● **Problem statement**: Copy the data below, replacing "elements" with "items" and changing nothing else. Omit the pictures.
====== Extracted entries ======
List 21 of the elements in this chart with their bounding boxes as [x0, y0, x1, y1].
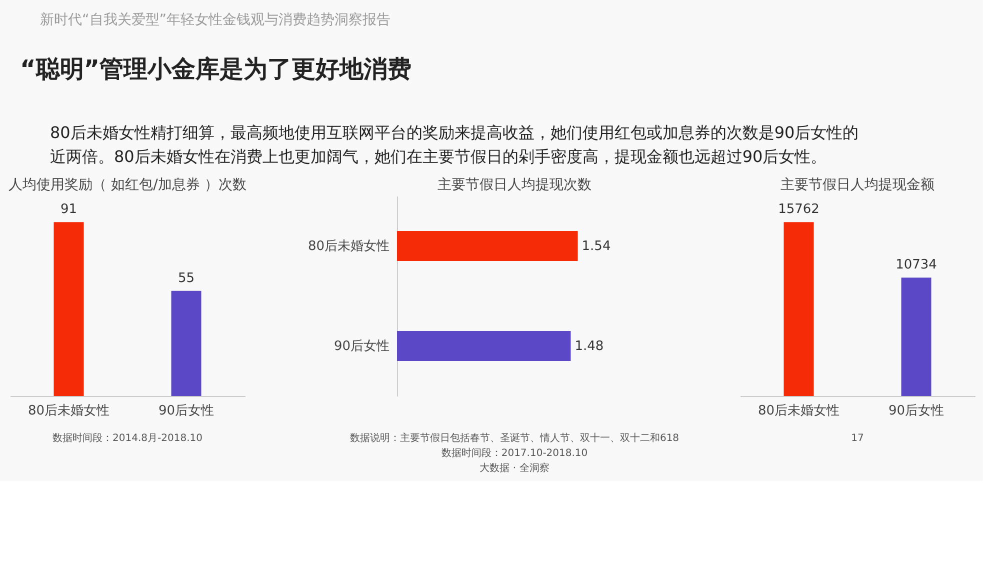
data-label: 55: [178, 270, 195, 286]
x-tick-label: 80后未婚女性: [28, 404, 110, 418]
chart-title: 人均使用奖励（ 如红包/加息券 ）次数: [8, 177, 246, 193]
text: 17: [851, 433, 864, 444]
x-tick-label: 90后女性: [888, 404, 944, 418]
text: “聪明”管理小金库是为了更好地消费: [20, 55, 412, 83]
text: 大数据 · 全洞察: [480, 462, 550, 474]
data-label: 15762: [778, 202, 820, 218]
x-tick-label: 90后女性: [158, 404, 214, 418]
text: 80后未婚女性精打细算，最高频地使用互联网平台的奖励来提高收益，她们使用红包或加息券的次数是90后女性的近两倍。80后未婚女性在消费上也更加阔气，她们在主要节假日的剁手密度高，提现金额也远超过90后女性。: [50, 123, 859, 166]
chart-title: 主要节假日人均提现金额: [780, 177, 934, 193]
chart-title: 主要节假日人均提现次数: [438, 177, 592, 193]
text: 数据说明：主要节假日包括春节、圣诞节、情人节、双十一、双十二和618: [350, 432, 680, 444]
x-tick-label: 80后未婚女性: [758, 404, 840, 418]
text: 数据时间段：2014.8月-2018.10: [52, 432, 202, 444]
text: 数据时间段：2017.10-2018.10: [441, 447, 588, 459]
text: 新时代“自我关爱型”年轻女性金钱观与消费趋势洞察报告: [40, 12, 391, 28]
data-label: 1.48: [574, 339, 604, 354]
data-label: 10734: [896, 258, 937, 273]
data-label: 91: [60, 202, 78, 218]
data-label: 1.54: [582, 239, 611, 254]
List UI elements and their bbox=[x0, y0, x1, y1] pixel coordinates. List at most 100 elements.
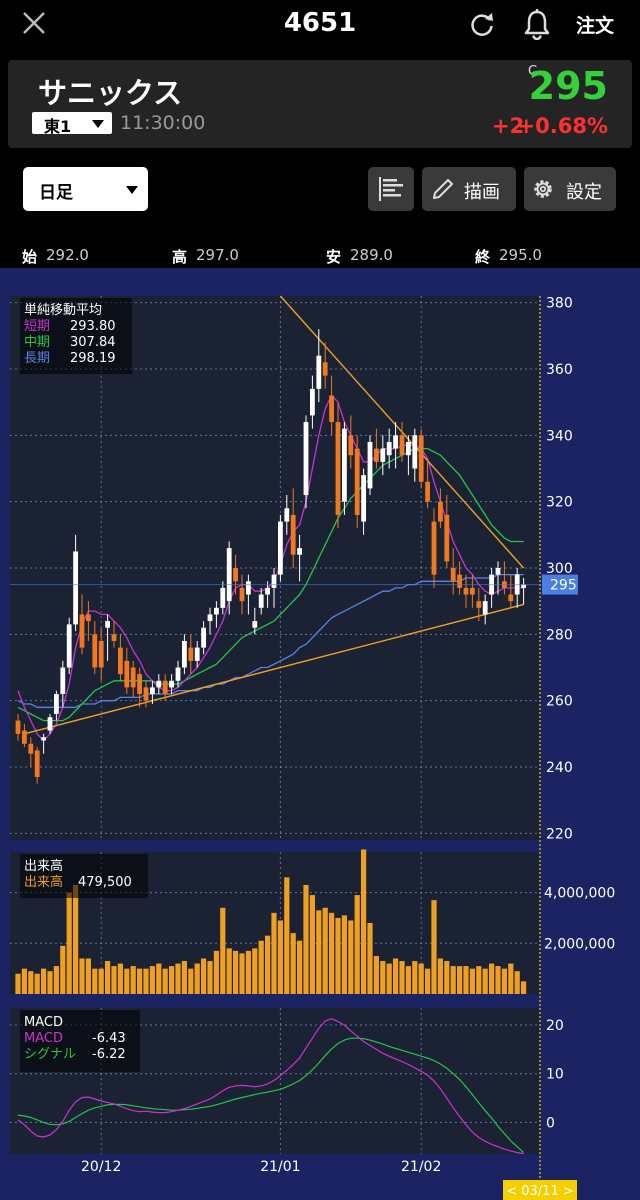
======
● **Full solution**:
List 21 of the items in this chart with their bounding boxes as [x0, y0, x1, y1].
data-label: 55: [178, 270, 195, 286]
x-tick-label: 80后未婚女性: [28, 404, 110, 418]
chart-title: 人均使用奖励（ 如红包/加息券 ）次数: [8, 177, 246, 193]
text: 17: [851, 433, 864, 444]
x-tick-label: 90后女性: [888, 404, 944, 418]
text: “聪明”管理小金库是为了更好地消费: [20, 55, 412, 83]
text: 大数据 · 全洞察: [480, 462, 550, 474]
data-label: 15762: [778, 202, 820, 218]
x-tick-label: 90后女性: [158, 404, 214, 418]
text: 80后未婚女性精打细算，最高频地使用互联网平台的奖励来提高收益，她们使用红包或加息券的次数是90后女性的近两倍。80后未婚女性在消费上也更加阔气，她们在主要节假日的剁手密度高，提现金额也远超过90后女性。: [50, 123, 859, 166]
chart-title: 主要节假日人均提现金额: [780, 177, 934, 193]
chart-title: 主要节假日人均提现次数: [438, 177, 592, 193]
text: 数据说明：主要节假日包括春节、圣诞节、情人节、双十一、双十二和618: [350, 432, 680, 444]
x-tick-label: 80后未婚女性: [758, 404, 840, 418]
text: 数据时间段：2014.8月-2018.10: [52, 432, 202, 444]
text: 数据时间段：2017.10-2018.10: [441, 447, 588, 459]
text: 新时代“自我关爱型”年轻女性金钱观与消费趋势洞察报告: [40, 12, 391, 28]
data-label: 1.48: [574, 339, 604, 354]
data-label: 10734: [896, 258, 937, 273]
data-label: 91: [60, 202, 78, 218]
data-label: 1.54: [582, 239, 611, 254]
List UI items and their bbox=[x0, y0, x1, y1] pixel coordinates. List at most 100 items.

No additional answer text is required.